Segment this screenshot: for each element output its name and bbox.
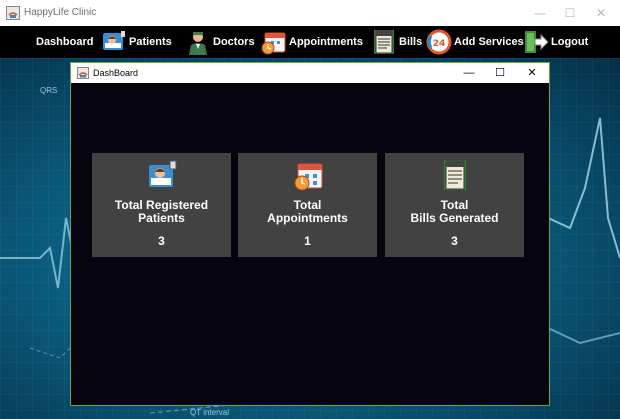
- maximize-button[interactable]: ☐: [555, 2, 585, 24]
- menu-add-services-label: Add Services: [454, 36, 524, 48]
- bill-icon: [374, 30, 394, 54]
- menu-doctors-label: Doctors: [213, 36, 255, 48]
- menu-appointments[interactable]: Appointments: [261, 26, 363, 58]
- minimize-button[interactable]: —: [525, 2, 555, 24]
- doctor-icon: [189, 32, 207, 55]
- logout-door-icon: [525, 31, 549, 53]
- patient-bed-icon: [103, 31, 125, 50]
- bill-icon: [444, 160, 466, 190]
- dashboard-title: DashBoard: [93, 68, 139, 78]
- app-title: HappyLife Clinic: [24, 7, 97, 18]
- svg-text:24: 24: [433, 39, 446, 49]
- menu-logout-label: Logout: [551, 36, 589, 48]
- dashboard-maximize-button[interactable]: ☐: [485, 63, 515, 83]
- menu-appointments-label: Appointments: [289, 36, 363, 48]
- close-button[interactable]: ✕: [586, 2, 616, 24]
- menu-add-services[interactable]: 24 Add Services: [426, 26, 524, 58]
- bills-card-label: Total Bills Generated: [410, 198, 499, 225]
- dashboard-minimize-button[interactable]: —: [454, 63, 484, 83]
- dashboard-title-bar[interactable]: DashBoard — ☐ ✕: [71, 63, 549, 83]
- dashboard-close-button[interactable]: ✕: [517, 63, 547, 83]
- patients-card-value: 3: [158, 234, 165, 248]
- appointments-card-value: 1: [304, 234, 311, 248]
- patient-bed-icon: [149, 160, 177, 187]
- appointments-card: Total Appointments 1: [238, 153, 377, 257]
- menu-patients[interactable]: Patients: [101, 26, 172, 58]
- menu-patients-label: Patients: [129, 36, 172, 48]
- patients-card-label: Total Registered Patients: [114, 198, 209, 225]
- menu-logout[interactable]: Logout: [523, 26, 588, 58]
- appointments-card-label: Total Appointments: [267, 198, 348, 225]
- bills-card-value: 3: [451, 234, 458, 248]
- java-app-icon: [6, 6, 20, 20]
- calendar-clock-icon: [294, 163, 323, 191]
- ecg-label-qrs: QRS: [40, 86, 58, 95]
- java-app-icon: [77, 67, 89, 79]
- patients-card: Total Registered Patients 3: [92, 153, 231, 257]
- menu-bills-label: Bills: [399, 36, 423, 48]
- calendar-clock-icon: [261, 32, 286, 55]
- menu-dashboard[interactable]: Dashboard: [36, 26, 93, 58]
- app-title-bar: HappyLife Clinic — ☐ ✕: [0, 0, 620, 26]
- menu-bills[interactable]: Bills: [371, 26, 422, 58]
- menu-bar: Dashboard Patients Doctors Appointments …: [0, 26, 620, 58]
- dashboard-window: DashBoard — ☐ ✕ Total Registered Patient…: [70, 62, 550, 406]
- 24h-service-icon: 24: [426, 29, 452, 55]
- ecg-label-qt-interval: QT interval: [190, 408, 229, 417]
- menu-dashboard-label: Dashboard: [36, 36, 94, 48]
- bills-card: Total Bills Generated 3: [385, 153, 524, 257]
- menu-doctors[interactable]: Doctors: [185, 26, 255, 58]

------------------------------------------------------------------------

Problem requirements: Return every entry exactly, dropping the pictures.

Answer to the problem:
Segment this screenshot: for each element output its name and bbox.
- maximize-button[interactable]: ☐: [555, 2, 585, 24]
- menu-add-services-label: Add Services: [454, 36, 524, 48]
- bill-icon: [374, 30, 394, 54]
- menu-doctors-label: Doctors: [213, 36, 255, 48]
- menu-appointments[interactable]: Appointments: [261, 26, 363, 58]
- minimize-button[interactable]: —: [525, 2, 555, 24]
- doctor-icon: [189, 32, 207, 55]
- logout-door-icon: [525, 31, 549, 53]
- patient-bed-icon: [103, 31, 125, 50]
- bill-icon: [444, 160, 466, 190]
- dashboard-title: DashBoard: [93, 68, 139, 78]
- app-title: HappyLife Clinic: [24, 7, 97, 18]
- svg-text:24: 24: [433, 39, 446, 49]
- menu-logout-label: Logout: [551, 36, 589, 48]
- dashboard-maximize-button[interactable]: ☐: [485, 63, 515, 83]
- menu-appointments-label: Appointments: [289, 36, 363, 48]
- close-button[interactable]: ✕: [586, 2, 616, 24]
- menu-add-services[interactable]: 24 Add Services: [426, 26, 524, 58]
- bills-card-label: Total Bills Generated: [410, 198, 499, 225]
- dashboard-minimize-button[interactable]: —: [454, 63, 484, 83]
- dashboard-title-bar[interactable]: DashBoard — ☐ ✕: [71, 63, 549, 83]
- dashboard-close-button[interactable]: ✕: [517, 63, 547, 83]
- patients-card-value: 3: [158, 234, 165, 248]
- appointments-card-value: 1: [304, 234, 311, 248]
- patient-bed-icon: [149, 160, 177, 187]
- appointments-card: Total Appointments 1: [238, 153, 377, 257]
- menu-patients[interactable]: Patients: [101, 26, 172, 58]
- menu-patients-label: Patients: [129, 36, 172, 48]
- patients-card-label: Total Registered Patients: [114, 198, 209, 225]
- menu-logout[interactable]: Logout: [523, 26, 588, 58]
- appointments-card-label: Total Appointments: [267, 198, 348, 225]
- bills-card-value: 3: [451, 234, 458, 248]
- java-app-icon: [6, 6, 20, 20]
- calendar-clock-icon: [294, 163, 323, 191]
- ecg-label-qrs: QRS: [40, 86, 58, 95]
- java-app-icon: [77, 67, 89, 79]
- patients-card: Total Registered Patients 3: [92, 153, 231, 257]
- menu-bills-label: Bills: [399, 36, 423, 48]
- calendar-clock-icon: [261, 32, 286, 55]
- menu-dashboard[interactable]: Dashboard: [36, 26, 93, 58]
- app-title-bar: HappyLife Clinic — ☐ ✕: [0, 0, 620, 26]
- menu-bills[interactable]: Bills: [371, 26, 422, 58]
- menu-bar: Dashboard Patients Doctors Appointments …: [0, 26, 620, 58]
- dashboard-window: DashBoard — ☐ ✕ Total Registered Patient…: [70, 62, 550, 406]
- 24h-service-icon: 24: [426, 29, 452, 55]
- ecg-label-qt-interval: QT interval: [190, 408, 229, 417]
- menu-dashboard-label: Dashboard: [36, 36, 94, 48]
- bills-card: Total Bills Generated 3: [385, 153, 524, 257]
- menu-doctors[interactable]: Doctors: [185, 26, 255, 58]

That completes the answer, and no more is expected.